▶ _TASK DIRECTIONS_
Working from the line that contains "Read this page and output its text content." down to the last line below, repeat each line exactly.

▶ _RAW RECORDS_
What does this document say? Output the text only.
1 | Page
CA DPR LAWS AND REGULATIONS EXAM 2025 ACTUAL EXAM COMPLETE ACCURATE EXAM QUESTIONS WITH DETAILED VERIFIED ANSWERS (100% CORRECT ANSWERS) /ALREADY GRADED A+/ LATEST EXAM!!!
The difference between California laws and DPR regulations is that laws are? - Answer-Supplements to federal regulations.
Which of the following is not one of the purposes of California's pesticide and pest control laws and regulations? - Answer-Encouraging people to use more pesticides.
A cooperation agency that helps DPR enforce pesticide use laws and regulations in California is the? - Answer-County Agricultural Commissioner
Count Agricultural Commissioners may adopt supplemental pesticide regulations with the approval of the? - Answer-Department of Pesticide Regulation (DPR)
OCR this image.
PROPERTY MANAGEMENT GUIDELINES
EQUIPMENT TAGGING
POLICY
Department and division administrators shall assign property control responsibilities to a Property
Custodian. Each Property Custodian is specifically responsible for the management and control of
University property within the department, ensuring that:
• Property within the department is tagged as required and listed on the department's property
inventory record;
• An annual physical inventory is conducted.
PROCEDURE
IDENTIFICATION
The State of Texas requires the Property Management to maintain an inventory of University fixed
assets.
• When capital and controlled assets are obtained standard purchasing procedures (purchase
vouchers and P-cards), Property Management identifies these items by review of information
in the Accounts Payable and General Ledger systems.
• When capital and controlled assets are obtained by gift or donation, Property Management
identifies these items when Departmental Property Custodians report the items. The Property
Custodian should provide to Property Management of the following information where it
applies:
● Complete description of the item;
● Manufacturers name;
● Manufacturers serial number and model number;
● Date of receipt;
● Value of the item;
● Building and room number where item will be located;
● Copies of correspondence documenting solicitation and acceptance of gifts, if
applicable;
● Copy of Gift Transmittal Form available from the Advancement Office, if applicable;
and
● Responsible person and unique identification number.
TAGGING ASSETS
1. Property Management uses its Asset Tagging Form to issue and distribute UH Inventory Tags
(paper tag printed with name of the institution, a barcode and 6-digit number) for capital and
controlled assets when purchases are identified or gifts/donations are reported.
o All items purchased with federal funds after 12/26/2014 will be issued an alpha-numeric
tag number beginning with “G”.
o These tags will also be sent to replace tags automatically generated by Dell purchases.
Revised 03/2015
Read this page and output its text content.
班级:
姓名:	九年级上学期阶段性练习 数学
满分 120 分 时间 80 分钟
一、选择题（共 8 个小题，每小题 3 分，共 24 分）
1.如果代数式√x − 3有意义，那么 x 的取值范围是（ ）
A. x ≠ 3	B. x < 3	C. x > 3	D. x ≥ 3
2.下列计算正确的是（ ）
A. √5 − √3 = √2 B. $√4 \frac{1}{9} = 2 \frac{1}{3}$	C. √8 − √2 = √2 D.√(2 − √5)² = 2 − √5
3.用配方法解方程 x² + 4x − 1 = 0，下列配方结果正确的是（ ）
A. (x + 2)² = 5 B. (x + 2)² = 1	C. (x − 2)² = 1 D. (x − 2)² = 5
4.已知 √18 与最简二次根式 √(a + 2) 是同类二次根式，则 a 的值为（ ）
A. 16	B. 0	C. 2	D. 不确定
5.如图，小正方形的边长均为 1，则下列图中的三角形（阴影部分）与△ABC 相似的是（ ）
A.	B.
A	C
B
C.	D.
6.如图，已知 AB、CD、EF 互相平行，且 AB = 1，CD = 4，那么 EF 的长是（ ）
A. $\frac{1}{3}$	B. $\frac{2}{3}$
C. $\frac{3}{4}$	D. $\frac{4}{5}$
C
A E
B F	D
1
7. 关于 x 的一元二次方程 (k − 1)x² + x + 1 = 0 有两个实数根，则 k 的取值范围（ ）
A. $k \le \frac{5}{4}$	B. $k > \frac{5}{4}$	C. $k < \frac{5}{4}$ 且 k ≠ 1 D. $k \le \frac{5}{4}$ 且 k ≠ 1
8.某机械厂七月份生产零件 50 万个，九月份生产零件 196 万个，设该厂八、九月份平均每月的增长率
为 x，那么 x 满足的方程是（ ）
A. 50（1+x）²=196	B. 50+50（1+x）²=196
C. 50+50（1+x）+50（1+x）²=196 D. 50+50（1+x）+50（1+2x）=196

▶ _EXERCISE RESULT_
Read this page and output its text content.
班级:
姓名:	九年级上学期阶段性练习 数学
满分 120 分 时间 80 分钟
一、选择题（共 8 个小题，每小题 3 分，共 24 分）
1.如果代数式√x − 3有意义，那么 x 的取值范围是（ ）
A. x ≠ 3	B. x < 3	C. x > 3	D. x ≥ 3
2.下列计算正确的是（ ）
A. √5 − √3 = √2 B. $√4 \frac{1}{9} = 2 \frac{1}{3}$	C. √8 − √2 = √2 D.√(2 − √5)² = 2 − √5
3.用配方法解方程 x² + 4x − 1 = 0，下列配方结果正确的是（ ）
A. (x + 2)² = 5 B. (x + 2)² = 1	C. (x − 2)² = 1 D. (x − 2)² = 5
4.已知 √18 与最简二次根式 √(a + 2) 是同类二次根式，则 a 的值为（ ）
A. 16	B. 0	C. 2	D. 不确定
5.如图，小正方形的边长均为 1，则下列图中的三角形（阴影部分）与△ABC 相似的是（ ）
A.	B.
A	C
B
C.	D.
6.如图，已知 AB、CD、EF 互相平行，且 AB = 1，CD = 4，那么 EF 的长是（ ）
A. $\frac{1}{3}$	B. $\frac{2}{3}$
C. $\frac{3}{4}$	D. $\frac{4}{5}$
C
A E
B F	D
1
7. 关于 x 的一元二次方程 (k − 1)x² + x + 1 = 0 有两个实数根，则 k 的取值范围（ ）
A. $k \le \frac{5}{4}$	B. $k > \frac{5}{4}$	C. $k < \frac{5}{4}$ 且 k ≠ 1 D. $k \le \frac{5}{4}$ 且 k ≠ 1
8.某机械厂七月份生产零件 50 万个，九月份生产零件 196 万个，设该厂八、九月份平均每月的增长率
为 x，那么 x 满足的方程是（ ）
A. 50（1+x）²=196	B. 50+50（1+x）²=196
C. 50+50（1+x）+50（1+x）²=196 D. 50+50（1+x）+50（1+2x）=196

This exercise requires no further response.